##### Listing
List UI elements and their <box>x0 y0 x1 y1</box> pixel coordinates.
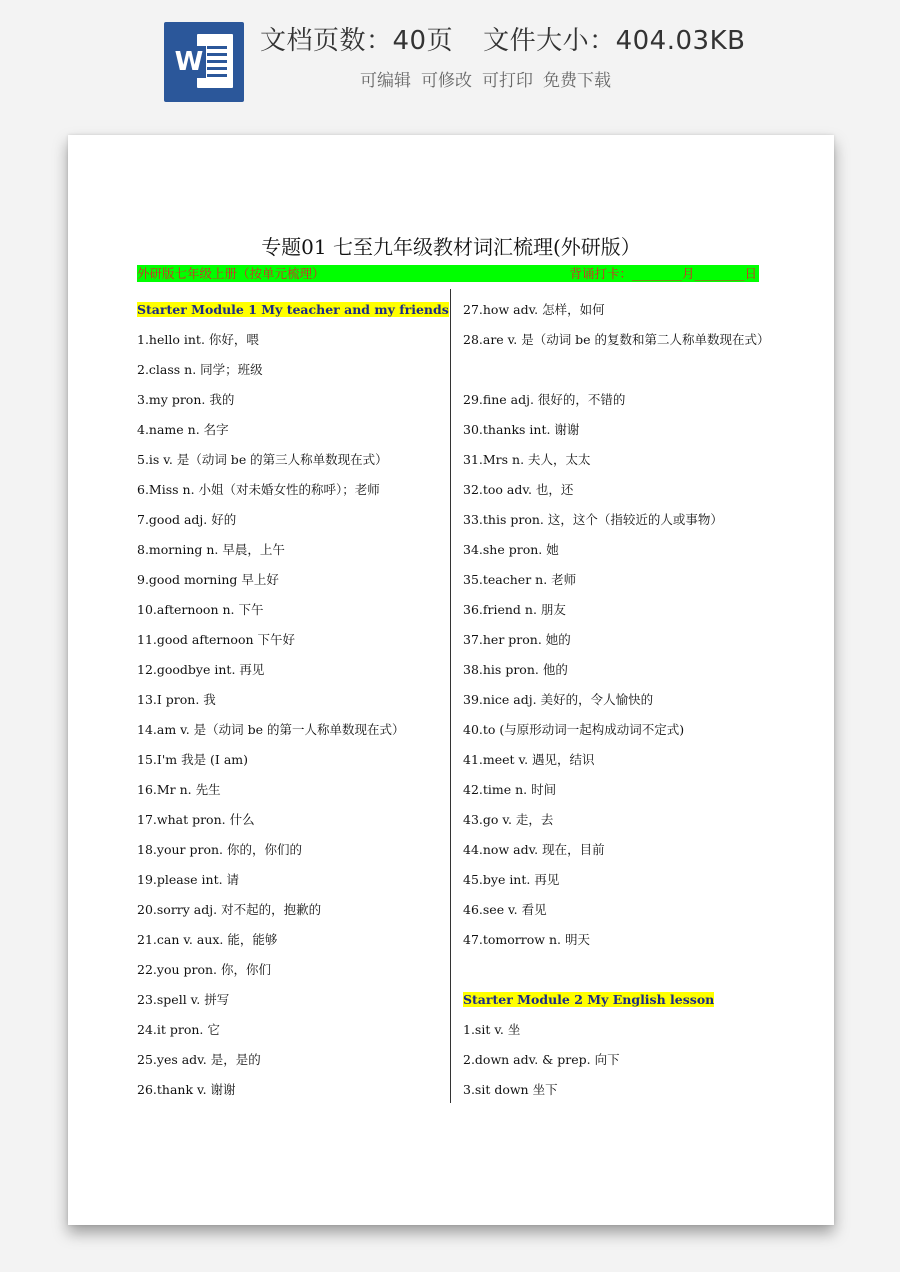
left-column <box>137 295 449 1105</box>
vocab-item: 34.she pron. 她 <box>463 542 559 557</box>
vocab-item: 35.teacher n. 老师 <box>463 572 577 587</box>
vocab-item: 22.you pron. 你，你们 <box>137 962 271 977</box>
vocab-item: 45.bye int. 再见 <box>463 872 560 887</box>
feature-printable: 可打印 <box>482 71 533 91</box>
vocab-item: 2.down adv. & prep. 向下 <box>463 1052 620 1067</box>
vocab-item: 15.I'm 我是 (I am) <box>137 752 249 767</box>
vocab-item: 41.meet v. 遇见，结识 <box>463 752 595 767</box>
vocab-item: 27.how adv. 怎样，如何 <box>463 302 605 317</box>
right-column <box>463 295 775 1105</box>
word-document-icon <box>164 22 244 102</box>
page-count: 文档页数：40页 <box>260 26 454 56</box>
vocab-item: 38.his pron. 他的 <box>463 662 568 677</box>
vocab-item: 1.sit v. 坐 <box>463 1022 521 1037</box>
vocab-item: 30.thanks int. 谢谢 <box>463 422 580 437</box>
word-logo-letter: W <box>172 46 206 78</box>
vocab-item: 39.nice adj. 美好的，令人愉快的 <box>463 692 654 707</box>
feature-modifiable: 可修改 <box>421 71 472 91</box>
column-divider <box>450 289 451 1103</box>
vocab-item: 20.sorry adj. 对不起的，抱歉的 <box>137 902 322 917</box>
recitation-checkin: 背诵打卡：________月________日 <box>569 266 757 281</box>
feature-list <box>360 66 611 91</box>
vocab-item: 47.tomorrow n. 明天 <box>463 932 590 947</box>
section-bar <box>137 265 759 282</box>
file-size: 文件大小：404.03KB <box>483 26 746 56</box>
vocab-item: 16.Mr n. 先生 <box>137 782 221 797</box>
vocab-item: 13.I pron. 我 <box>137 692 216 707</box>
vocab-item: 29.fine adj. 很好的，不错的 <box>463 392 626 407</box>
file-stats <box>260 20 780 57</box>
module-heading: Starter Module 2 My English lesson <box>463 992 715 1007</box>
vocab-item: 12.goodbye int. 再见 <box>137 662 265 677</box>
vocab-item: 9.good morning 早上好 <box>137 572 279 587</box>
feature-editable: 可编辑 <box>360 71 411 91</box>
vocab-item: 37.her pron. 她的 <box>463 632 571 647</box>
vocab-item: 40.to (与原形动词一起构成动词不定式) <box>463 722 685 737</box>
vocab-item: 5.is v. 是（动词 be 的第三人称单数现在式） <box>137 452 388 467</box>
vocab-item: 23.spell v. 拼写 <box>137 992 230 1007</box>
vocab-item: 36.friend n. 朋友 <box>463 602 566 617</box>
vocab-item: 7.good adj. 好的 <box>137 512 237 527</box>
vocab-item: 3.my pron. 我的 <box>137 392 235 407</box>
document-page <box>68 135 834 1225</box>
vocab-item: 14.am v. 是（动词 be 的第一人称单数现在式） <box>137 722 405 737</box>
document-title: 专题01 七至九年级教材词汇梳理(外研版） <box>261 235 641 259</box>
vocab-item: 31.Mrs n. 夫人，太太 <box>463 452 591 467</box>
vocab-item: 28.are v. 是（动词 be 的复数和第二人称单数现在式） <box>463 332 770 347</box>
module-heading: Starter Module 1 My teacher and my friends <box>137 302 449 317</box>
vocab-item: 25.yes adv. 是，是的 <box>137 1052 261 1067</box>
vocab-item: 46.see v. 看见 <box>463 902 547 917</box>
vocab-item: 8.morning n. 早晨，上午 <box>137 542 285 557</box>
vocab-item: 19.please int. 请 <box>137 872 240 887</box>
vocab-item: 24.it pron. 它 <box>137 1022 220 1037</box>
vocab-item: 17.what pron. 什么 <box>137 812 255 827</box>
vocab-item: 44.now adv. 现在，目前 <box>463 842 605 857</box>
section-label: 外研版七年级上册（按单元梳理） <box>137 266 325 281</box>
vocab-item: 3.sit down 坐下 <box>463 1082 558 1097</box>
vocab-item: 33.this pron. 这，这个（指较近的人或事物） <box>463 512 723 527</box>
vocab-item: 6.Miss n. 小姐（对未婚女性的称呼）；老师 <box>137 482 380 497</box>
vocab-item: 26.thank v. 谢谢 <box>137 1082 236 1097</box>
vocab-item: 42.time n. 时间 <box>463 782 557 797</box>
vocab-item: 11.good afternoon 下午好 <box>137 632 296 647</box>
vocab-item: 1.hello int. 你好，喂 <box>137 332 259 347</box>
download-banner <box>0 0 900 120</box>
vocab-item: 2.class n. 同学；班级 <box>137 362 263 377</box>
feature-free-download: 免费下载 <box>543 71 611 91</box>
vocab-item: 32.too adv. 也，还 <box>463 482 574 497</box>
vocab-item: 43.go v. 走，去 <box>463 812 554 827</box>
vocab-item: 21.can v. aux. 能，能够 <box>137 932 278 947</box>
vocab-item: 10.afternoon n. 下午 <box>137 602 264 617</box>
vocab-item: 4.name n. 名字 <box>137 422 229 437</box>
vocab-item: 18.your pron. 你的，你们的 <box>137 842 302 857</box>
##########
##### Listing
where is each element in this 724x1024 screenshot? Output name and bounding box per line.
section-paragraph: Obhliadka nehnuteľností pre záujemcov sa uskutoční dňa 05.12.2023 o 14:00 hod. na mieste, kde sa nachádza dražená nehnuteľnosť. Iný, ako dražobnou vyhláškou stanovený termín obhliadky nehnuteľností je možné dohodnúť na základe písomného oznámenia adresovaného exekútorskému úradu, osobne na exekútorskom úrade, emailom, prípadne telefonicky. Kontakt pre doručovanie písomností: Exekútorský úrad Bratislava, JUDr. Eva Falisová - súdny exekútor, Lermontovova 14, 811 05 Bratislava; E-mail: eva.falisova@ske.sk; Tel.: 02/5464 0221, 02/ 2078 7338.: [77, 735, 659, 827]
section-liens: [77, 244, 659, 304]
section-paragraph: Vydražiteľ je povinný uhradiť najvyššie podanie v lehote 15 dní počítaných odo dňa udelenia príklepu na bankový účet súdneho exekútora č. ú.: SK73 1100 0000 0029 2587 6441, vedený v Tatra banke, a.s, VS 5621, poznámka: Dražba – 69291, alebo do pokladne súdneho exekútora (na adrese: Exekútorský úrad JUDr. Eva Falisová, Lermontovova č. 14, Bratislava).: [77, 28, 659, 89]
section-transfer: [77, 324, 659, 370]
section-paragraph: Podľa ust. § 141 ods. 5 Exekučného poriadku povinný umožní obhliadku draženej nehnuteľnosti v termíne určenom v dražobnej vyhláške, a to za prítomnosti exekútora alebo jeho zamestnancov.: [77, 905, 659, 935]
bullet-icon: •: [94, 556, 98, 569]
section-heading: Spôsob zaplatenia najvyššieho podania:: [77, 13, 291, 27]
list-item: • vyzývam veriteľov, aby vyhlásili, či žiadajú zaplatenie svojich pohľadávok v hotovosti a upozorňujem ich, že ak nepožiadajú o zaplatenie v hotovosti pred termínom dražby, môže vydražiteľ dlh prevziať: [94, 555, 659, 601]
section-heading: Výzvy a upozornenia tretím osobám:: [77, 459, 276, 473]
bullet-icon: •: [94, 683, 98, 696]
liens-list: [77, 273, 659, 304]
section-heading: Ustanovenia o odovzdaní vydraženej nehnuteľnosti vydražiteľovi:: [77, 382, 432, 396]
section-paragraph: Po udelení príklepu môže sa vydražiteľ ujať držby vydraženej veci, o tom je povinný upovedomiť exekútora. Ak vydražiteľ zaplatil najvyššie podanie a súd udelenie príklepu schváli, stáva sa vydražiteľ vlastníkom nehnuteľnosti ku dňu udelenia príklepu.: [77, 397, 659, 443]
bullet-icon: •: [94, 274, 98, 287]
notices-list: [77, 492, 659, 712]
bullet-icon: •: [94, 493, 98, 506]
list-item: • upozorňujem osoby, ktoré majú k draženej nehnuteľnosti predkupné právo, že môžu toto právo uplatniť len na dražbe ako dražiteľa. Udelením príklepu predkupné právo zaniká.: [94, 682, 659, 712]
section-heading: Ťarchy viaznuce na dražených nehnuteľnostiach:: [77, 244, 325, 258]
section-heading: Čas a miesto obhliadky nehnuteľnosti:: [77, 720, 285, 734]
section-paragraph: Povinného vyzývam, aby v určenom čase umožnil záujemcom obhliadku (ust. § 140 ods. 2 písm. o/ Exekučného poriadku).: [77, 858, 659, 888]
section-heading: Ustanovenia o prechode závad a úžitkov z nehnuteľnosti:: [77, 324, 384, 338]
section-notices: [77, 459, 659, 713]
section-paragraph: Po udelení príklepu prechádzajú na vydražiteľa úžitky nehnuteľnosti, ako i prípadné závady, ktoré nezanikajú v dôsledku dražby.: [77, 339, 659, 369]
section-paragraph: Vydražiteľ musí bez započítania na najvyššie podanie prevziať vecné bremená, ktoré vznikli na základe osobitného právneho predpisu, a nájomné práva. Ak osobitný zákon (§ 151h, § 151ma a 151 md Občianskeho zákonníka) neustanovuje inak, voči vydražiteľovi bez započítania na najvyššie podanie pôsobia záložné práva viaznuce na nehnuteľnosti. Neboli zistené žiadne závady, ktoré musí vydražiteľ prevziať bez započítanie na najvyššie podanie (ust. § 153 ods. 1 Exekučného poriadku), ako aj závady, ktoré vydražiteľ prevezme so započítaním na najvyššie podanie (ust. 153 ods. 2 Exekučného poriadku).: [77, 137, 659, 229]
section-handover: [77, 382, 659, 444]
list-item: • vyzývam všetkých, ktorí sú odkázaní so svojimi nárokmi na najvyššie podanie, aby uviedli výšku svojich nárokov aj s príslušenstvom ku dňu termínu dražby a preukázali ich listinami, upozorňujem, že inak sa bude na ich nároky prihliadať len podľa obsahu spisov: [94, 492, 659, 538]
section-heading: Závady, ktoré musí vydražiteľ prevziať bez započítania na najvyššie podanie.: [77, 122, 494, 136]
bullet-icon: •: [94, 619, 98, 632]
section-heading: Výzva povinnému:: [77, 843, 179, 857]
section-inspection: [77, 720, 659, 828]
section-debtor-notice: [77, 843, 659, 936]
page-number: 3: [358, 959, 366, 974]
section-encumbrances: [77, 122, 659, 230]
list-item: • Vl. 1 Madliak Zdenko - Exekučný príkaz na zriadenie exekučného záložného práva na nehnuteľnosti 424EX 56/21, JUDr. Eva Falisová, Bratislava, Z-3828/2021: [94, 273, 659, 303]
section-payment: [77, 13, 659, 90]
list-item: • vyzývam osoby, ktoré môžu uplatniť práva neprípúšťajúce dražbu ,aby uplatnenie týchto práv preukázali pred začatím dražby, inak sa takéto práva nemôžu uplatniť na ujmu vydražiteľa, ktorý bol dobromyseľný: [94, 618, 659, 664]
##########
* Exercise: Report each line in the data above that contains the string "download".

* Response:
download-banner <box>0 0 900 120</box>
feature-free-download: 免费下载 <box>543 71 611 91</box>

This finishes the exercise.